## Record set
┄┄┄┄┄┄┄┄┄┄

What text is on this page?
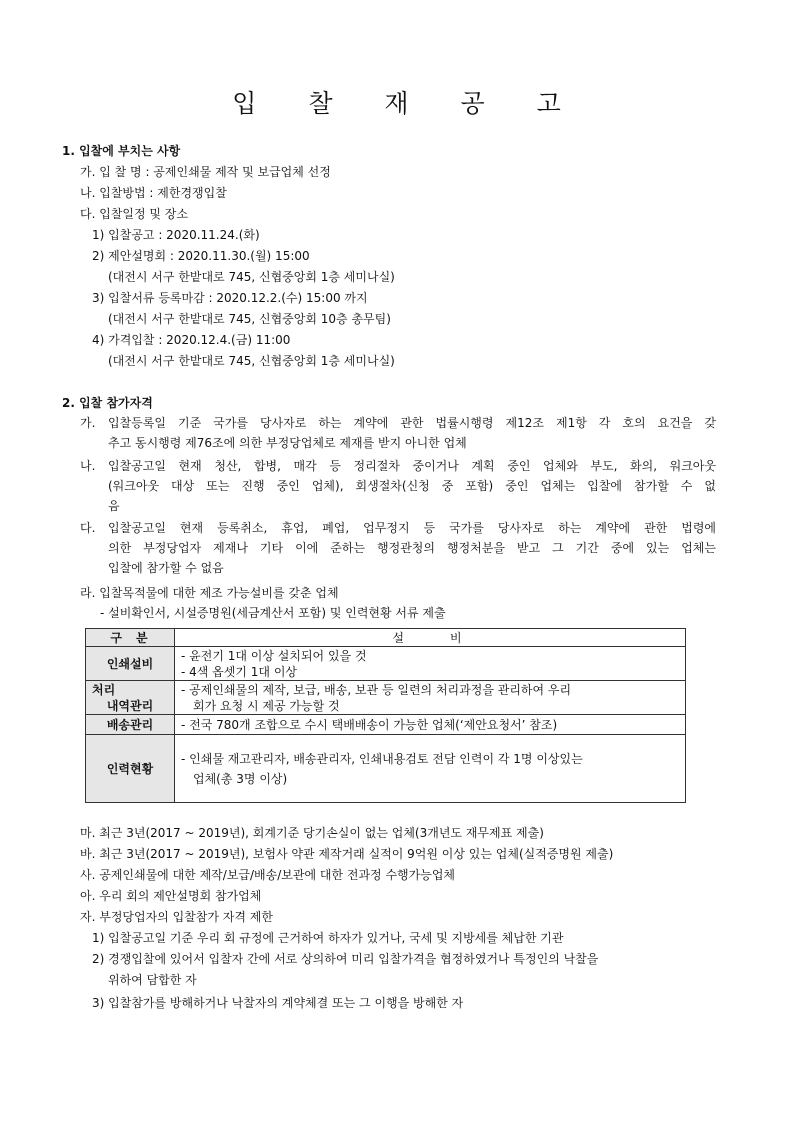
입 찰 재 공 고
1. 입찰에 부치는 사항
가. 입 찰 명 : 공제인쇄물 제작 및 보급업체 선정
나. 입찰방법 : 제한경쟁입찰
다. 입찰일정 및 장소
1) 입찰공고 : 2020.11.24.(화)
2) 제안설명회 : 2020.11.30.(월) 15:00
(대전시 서구 한밭대로 745, 신협중앙회 1층 세미나실)
3) 입찰서류 등록마감 : 2020.12.2.(수) 15:00 까지
(대전시 서구 한밭대로 745, 신협중앙회 10층 총무팀)
4) 가격입찰 : 2020.12.4.(금) 11:00
(대전시 서구 한밭대로 745, 신협중앙회 1층 세미나실)
2. 입찰 참가자격
가. 입찰등록일 기준 국가를 당사자로 하는 계약에 관한 법률시행령 제12조 제1항 각 호의 요건을 갖
추고 동시행령 제76조에 의한 부정당업체로 제재를 받지 아니한 업체
나. 입찰공고일 현재 청산, 합병, 매각 등 정리절차 중이거나 계획 중인 업체와 부도, 화의, 워크아웃
(워크아웃 대상 또는 진행 중인 업체), 회생절차(신청 중 포함) 중인 업체는 입찰에 참가할 수 없
음
다. 입찰공고일 현재 등록취소, 휴업, 폐업, 업무정지 등 국가를 당사자로 하는 계약에 관한 법령에
의한 부정당업자 제재나 기타 이에 준하는 행정관청의 행정처분을 받고 그 기간 중에 있는 업체는
입찰에 참가할 수 없음
라. 입찰목적물에 대한 제조 가능설비를 갖춘 업체
- 설비확인서, 시설증명원(세금계산서 포함) 및 인력현황 서류 제출
구분	설비
인쇄설비	- 윤전기 1대 이상 설치되어 있을 것
- 4색 옵셋기 1대 이상

처리
내역관리	- 공제인쇄물의 제작, 보급, 배송, 보관 등 일련의 처리과정을 관리하여 우리
회가 요청 시 제공 가능할 것

배송관리	- 전국 780개 조합으로 수시 택배배송이 가능한 업체(‘제안요청서’ 참조)

인력현황	- 인쇄물 재고관리자, 배송관리자, 인쇄내용검토 전담 인력이 각 1명 이상있는
업체(총 3명 이상)
마. 최근 3년(2017 ~ 2019년), 회계기준 당기손실이 없는 업체(3개년도 재무제표 제출)
바. 최근 3년(2017 ~ 2019년), 보험사 약관 제작거래 실적이 9억원 이상 있는 업체(실적증명원 제출)
사. 공제인쇄물에 대한 제작/보급/배송/보관에 대한 전과정 수행가능업체
아. 우리 회의 제안설명회 참가업체
자. 부정당업자의 입찰참가 자격 제한
1) 입찰공고일 기준 우리 회 규정에 근거하여 하자가 있거나, 국세 및 지방세를 체납한 기관
2) 경쟁입찰에 있어서 입찰자 간에 서로 상의하여 미리 입찰가격을 협정하였거나 특정인의 낙찰을
위하여 담합한 자
3) 입찰참가를 방해하거나 낙찰자의 계약체결 또는 그 이행을 방해한 자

┄┄┄┄┄┄┄┄┄┄

The pictures in the entries should be left out; output everything else exactly.

## Exercise response
What text is on this page?
입 찰 재 공 고
1. 입찰에 부치는 사항
가. 입 찰 명 : 공제인쇄물 제작 및 보급업체 선정
나. 입찰방법 : 제한경쟁입찰
다. 입찰일정 및 장소
1) 입찰공고 : 2020.11.24.(화)
2) 제안설명회 : 2020.11.30.(월) 15:00
(대전시 서구 한밭대로 745, 신협중앙회 1층 세미나실)
3) 입찰서류 등록마감 : 2020.12.2.(수) 15:00 까지
(대전시 서구 한밭대로 745, 신협중앙회 10층 총무팀)
4) 가격입찰 : 2020.12.4.(금) 11:00
(대전시 서구 한밭대로 745, 신협중앙회 1층 세미나실)
2. 입찰 참가자격
가. 입찰등록일 기준 국가를 당사자로 하는 계약에 관한 법률시행령 제12조 제1항 각 호의 요건을 갖
추고 동시행령 제76조에 의한 부정당업체로 제재를 받지 아니한 업체
나. 입찰공고일 현재 청산, 합병, 매각 등 정리절차 중이거나 계획 중인 업체와 부도, 화의, 워크아웃
(워크아웃 대상 또는 진행 중인 업체), 회생절차(신청 중 포함) 중인 업체는 입찰에 참가할 수 없
음
다. 입찰공고일 현재 등록취소, 휴업, 폐업, 업무정지 등 국가를 당사자로 하는 계약에 관한 법령에
의한 부정당업자 제재나 기타 이에 준하는 행정관청의 행정처분을 받고 그 기간 중에 있는 업체는
입찰에 참가할 수 없음
라. 입찰목적물에 대한 제조 가능설비를 갖춘 업체
- 설비확인서, 시설증명원(세금계산서 포함) 및 인력현황 서류 제출
구분	설비
인쇄설비	- 윤전기 1대 이상 설치되어 있을 것
- 4색 옵셋기 1대 이상

처리
내역관리	- 공제인쇄물의 제작, 보급, 배송, 보관 등 일련의 처리과정을 관리하여 우리
회가 요청 시 제공 가능할 것

배송관리	- 전국 780개 조합으로 수시 택배배송이 가능한 업체(‘제안요청서’ 참조)

인력현황	- 인쇄물 재고관리자, 배송관리자, 인쇄내용검토 전담 인력이 각 1명 이상있는
업체(총 3명 이상)
마. 최근 3년(2017 ~ 2019년), 회계기준 당기손실이 없는 업체(3개년도 재무제표 제출)
바. 최근 3년(2017 ~ 2019년), 보험사 약관 제작거래 실적이 9억원 이상 있는 업체(실적증명원 제출)
사. 공제인쇄물에 대한 제작/보급/배송/보관에 대한 전과정 수행가능업체
아. 우리 회의 제안설명회 참가업체
자. 부정당업자의 입찰참가 자격 제한
1) 입찰공고일 기준 우리 회 규정에 근거하여 하자가 있거나, 국세 및 지방세를 체납한 기관
2) 경쟁입찰에 있어서 입찰자 간에 서로 상의하여 미리 입찰가격을 협정하였거나 특정인의 낙찰을
위하여 담합한 자
3) 입찰참가를 방해하거나 낙찰자의 계약체결 또는 그 이행을 방해한 자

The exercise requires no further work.